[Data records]
↓

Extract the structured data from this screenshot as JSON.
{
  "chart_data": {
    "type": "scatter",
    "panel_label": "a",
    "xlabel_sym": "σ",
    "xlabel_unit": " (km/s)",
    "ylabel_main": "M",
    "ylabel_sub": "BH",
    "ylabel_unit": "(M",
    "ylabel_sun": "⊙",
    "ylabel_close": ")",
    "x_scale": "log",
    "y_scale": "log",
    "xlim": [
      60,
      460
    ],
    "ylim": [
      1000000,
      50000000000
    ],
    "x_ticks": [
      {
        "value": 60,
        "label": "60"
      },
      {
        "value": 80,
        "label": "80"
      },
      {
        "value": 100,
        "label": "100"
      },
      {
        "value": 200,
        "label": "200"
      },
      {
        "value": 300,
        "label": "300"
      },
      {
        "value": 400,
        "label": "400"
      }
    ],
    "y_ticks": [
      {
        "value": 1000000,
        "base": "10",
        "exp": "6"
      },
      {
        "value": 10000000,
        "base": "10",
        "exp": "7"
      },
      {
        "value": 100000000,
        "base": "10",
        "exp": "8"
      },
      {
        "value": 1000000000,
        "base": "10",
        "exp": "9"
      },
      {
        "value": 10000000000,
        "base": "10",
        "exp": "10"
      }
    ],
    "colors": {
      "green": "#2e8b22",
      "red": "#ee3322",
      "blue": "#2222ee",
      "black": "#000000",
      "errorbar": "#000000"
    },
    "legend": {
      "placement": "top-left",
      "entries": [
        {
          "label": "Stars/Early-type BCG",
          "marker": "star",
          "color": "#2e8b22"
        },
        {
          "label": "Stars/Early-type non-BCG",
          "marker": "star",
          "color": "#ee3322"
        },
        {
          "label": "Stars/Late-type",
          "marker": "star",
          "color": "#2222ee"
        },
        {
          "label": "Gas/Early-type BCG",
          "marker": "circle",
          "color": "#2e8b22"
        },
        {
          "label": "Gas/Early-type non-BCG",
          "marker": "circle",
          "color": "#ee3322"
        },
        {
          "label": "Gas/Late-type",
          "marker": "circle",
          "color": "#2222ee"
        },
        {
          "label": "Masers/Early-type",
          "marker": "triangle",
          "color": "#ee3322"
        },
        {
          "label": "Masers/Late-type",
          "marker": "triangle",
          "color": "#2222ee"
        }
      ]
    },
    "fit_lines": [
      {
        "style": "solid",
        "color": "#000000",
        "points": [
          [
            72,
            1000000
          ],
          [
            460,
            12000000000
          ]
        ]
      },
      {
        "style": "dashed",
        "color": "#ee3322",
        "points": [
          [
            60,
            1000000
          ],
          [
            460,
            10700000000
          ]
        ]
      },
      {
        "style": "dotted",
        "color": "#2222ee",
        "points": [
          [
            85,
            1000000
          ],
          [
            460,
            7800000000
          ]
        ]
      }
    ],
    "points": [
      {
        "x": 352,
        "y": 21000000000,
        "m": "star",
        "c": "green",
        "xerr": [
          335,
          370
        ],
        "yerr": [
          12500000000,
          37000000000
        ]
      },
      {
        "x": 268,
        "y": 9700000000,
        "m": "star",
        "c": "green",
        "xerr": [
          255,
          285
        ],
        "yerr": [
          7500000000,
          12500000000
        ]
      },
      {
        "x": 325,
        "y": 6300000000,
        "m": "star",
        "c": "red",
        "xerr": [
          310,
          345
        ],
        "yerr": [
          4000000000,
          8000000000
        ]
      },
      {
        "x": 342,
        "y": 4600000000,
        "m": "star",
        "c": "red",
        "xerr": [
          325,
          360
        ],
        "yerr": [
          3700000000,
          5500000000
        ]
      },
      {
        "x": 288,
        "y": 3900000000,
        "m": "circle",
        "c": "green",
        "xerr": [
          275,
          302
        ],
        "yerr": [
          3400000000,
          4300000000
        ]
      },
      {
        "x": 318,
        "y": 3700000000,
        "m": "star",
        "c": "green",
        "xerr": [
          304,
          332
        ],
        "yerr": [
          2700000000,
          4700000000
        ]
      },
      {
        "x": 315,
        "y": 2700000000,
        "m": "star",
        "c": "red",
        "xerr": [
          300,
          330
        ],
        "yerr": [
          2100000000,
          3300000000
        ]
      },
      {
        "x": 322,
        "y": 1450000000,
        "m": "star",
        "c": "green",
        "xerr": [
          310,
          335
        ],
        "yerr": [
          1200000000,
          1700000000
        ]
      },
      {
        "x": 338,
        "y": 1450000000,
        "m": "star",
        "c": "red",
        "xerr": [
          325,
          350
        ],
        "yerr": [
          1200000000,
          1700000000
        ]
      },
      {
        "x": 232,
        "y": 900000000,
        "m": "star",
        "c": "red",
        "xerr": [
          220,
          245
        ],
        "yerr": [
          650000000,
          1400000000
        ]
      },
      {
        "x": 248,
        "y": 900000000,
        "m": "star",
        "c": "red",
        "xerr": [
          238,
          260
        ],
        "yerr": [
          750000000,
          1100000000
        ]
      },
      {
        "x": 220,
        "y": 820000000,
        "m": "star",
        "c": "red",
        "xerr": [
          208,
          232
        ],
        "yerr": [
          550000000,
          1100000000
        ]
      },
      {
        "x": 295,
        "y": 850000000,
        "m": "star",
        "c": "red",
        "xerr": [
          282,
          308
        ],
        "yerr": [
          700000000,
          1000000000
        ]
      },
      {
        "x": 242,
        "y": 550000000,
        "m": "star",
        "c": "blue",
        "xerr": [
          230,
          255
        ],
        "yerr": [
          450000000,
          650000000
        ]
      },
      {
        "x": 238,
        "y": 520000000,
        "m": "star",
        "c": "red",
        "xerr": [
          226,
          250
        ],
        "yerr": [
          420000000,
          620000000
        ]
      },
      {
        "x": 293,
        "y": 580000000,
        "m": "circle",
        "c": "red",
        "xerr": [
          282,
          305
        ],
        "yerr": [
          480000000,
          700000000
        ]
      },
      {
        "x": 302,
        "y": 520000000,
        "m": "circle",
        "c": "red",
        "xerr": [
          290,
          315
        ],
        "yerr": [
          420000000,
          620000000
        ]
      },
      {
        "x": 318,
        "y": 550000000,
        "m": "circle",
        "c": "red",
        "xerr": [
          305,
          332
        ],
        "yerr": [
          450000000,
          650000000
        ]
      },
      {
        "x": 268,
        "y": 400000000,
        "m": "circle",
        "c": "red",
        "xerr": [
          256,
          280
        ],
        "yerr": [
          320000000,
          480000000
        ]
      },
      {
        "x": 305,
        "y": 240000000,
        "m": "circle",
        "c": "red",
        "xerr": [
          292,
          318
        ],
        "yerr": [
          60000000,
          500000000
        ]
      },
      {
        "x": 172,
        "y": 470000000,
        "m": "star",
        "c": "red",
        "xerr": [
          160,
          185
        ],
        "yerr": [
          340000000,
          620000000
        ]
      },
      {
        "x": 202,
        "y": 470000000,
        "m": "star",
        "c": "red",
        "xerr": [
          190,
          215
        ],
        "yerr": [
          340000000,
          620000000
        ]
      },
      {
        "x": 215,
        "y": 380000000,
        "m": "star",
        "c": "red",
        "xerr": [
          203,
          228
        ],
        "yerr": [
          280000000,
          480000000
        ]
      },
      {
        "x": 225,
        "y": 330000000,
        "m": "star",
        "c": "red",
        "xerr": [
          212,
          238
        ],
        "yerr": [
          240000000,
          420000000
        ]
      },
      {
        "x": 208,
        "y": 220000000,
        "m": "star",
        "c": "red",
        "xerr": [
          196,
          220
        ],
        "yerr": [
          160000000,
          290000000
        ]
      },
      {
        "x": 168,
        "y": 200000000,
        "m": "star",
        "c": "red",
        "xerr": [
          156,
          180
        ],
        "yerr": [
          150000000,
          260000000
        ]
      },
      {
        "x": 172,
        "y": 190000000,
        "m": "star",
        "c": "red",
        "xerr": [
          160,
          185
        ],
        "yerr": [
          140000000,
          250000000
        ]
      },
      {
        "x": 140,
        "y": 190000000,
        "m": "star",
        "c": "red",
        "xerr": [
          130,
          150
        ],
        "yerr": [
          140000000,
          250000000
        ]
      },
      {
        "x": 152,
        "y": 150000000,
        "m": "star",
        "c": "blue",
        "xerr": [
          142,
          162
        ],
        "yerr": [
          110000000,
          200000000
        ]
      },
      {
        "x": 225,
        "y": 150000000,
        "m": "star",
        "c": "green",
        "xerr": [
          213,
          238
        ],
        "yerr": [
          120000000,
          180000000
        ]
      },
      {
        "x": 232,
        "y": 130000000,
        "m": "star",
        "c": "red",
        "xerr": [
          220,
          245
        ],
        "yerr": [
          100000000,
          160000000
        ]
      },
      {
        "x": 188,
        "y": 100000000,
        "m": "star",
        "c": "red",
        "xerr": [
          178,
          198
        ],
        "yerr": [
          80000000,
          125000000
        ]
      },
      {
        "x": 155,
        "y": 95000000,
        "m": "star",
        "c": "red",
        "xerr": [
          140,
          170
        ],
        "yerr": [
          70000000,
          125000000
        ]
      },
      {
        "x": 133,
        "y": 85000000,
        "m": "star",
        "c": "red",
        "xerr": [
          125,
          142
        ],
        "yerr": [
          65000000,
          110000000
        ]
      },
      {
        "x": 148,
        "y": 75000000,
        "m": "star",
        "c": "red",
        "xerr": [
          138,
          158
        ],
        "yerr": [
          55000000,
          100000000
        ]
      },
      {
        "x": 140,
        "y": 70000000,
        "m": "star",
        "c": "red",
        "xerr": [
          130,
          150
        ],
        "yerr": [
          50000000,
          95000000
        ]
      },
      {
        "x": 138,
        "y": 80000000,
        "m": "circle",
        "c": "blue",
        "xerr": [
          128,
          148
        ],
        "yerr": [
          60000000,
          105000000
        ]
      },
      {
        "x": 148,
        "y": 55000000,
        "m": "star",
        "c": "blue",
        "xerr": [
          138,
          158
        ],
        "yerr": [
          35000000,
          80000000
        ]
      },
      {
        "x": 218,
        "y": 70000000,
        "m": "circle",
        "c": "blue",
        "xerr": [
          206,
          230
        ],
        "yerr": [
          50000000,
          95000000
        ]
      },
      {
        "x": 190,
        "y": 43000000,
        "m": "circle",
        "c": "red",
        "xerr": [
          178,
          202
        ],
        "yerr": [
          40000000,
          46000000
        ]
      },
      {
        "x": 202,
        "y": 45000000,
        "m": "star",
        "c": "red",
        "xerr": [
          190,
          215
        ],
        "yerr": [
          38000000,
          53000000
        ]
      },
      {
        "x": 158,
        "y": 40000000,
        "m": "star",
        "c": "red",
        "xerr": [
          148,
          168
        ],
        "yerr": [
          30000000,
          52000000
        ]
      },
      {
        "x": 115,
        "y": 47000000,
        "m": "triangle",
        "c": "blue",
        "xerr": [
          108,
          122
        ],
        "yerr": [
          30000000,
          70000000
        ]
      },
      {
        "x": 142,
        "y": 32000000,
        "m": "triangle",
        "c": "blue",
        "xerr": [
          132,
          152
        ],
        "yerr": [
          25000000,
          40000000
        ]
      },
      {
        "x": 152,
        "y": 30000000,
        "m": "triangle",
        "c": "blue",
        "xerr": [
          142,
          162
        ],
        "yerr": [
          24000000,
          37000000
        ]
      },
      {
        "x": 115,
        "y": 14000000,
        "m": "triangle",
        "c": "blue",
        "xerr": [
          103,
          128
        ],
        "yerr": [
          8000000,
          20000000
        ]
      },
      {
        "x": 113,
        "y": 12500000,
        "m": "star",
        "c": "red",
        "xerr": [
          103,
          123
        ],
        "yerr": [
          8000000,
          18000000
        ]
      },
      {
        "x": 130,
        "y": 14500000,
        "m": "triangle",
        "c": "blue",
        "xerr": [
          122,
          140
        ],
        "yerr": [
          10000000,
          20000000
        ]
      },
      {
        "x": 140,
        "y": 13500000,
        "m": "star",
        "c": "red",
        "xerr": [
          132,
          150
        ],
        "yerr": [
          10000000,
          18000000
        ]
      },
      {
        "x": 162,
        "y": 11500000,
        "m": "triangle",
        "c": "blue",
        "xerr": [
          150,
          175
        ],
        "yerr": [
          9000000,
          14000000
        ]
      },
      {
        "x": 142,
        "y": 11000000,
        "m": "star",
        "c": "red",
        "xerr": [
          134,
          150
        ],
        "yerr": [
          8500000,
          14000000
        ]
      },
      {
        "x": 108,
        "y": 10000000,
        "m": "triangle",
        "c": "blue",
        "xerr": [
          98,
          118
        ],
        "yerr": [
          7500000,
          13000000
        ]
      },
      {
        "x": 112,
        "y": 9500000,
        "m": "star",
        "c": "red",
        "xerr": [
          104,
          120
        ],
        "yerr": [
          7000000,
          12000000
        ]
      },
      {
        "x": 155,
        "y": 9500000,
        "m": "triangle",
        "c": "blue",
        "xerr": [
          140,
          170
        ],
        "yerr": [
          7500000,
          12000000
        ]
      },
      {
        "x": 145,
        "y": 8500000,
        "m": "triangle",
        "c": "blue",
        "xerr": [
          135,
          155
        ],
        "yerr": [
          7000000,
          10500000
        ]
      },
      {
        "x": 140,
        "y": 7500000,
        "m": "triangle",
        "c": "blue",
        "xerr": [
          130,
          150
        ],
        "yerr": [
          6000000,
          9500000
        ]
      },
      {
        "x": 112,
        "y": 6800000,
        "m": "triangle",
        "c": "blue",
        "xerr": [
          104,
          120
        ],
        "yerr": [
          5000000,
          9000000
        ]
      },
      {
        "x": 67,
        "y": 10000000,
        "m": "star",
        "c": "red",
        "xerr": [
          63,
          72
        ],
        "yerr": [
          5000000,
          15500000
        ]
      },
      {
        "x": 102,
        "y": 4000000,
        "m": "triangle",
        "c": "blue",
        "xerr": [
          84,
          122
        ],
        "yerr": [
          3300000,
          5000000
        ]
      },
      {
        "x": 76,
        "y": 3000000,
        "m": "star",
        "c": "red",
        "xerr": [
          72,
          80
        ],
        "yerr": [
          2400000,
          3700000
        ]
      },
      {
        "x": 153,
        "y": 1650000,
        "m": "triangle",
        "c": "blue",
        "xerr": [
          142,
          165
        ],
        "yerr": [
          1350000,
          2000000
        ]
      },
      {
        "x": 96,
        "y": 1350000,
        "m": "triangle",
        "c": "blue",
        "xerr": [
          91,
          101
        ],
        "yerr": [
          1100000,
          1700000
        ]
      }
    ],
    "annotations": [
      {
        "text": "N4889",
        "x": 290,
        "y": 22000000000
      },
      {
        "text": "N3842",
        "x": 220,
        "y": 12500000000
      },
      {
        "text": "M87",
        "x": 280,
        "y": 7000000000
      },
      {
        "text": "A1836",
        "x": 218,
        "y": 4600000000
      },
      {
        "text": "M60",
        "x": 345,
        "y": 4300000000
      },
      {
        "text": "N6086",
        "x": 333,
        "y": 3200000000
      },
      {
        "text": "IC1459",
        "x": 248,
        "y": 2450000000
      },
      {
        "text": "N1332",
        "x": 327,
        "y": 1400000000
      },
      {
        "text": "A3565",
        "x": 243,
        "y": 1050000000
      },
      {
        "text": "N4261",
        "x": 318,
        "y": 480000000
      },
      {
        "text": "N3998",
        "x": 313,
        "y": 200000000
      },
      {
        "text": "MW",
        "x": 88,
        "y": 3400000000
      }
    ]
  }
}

↑

Aim
Return only those lines of the records that contain the string "text".

Final result
        "text": "N4889",
        "text": "N3842",
        "text": "M87",
        "text": "A1836",
        "text": "M60",
        "text": "N6086",
        "text": "IC1459",
        "text": "N1332",
        "text": "A3565",
        "text": "N4261",
        "text": "N3998",
        "text": "MW",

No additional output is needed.